▶ _SOURCE TEXT_
◇ ◇ ◇ ◇ ◇

2015-07-08 Thread SF Markus Elfring
 If it's harmless, then no, but in this case, people are questioning
 why you're adding it as it adds no value

Some Git software developers care to keep the information complete
for the author commit.


 to anyone and makes it look like you don't know what you're doing.

I specify message field overrides in my update suggestions intentionally.


 The issue is that the headers you're adding, From: and Date: are unnecessary.

We have got different opinions about the purpose.


 The From: header you add is unnecessary as your email's From: header
 has the exact same information.

I would like to point out that there is a slight difference in my use case.


 The reason it's there is because sometimes people forward patches on
 from other people, e.g. if I were to resend one of your patches,
 I'd add a From: header to the body of the email so it'd be credited to you.

I am also interested in such an use case.


 The Date: header you add is unnecessary as git-format-patch sets the
 date header in the email it produces to the author date stored in the commit.

How do you think about my extra patch preparation for the mentioned
mail forwarding?


 So if you're sending your patches in emails produced by git-format-patch,
 there's absolutely no reason to include it.

I disagree here to some degree.

The difference in suggested commit timestamps of a few minutes might look
negligible for some patches. There are few occasions where the delay between
a concrete commit and its publishing by an interface like email
can become days.

◇ ◇ ◇ ◇ ◇

▶ _RECORDED DATA_
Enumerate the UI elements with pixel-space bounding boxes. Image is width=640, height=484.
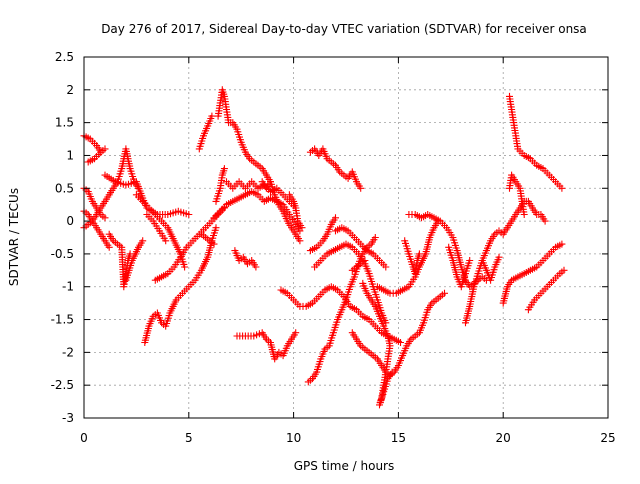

◇ ◇ ◇ ◇ ◇

▶ _REQUESTS_
[A] In the source text, what does git-format-patch set the date header of the email it produces to?
[B] Revise the stretch of the source text from "The reason it's" through "in the commit.", putting "attributed" in place of "credited".

▶ _RESULTS IN ORDER_
[A] The author date stored in the commit.

[B]
The reason it's there is because sometimes people forward patches on
 from other people, e.g. if I were to resend one of your patches,
 I'd add a From: header to the body of the email so it'd be attributed to you.

I am also interested in such an use case.


 The Date: header you add is unnecessary as git-format-patch sets the
 date header in the email it produces to the author date stored in the commit.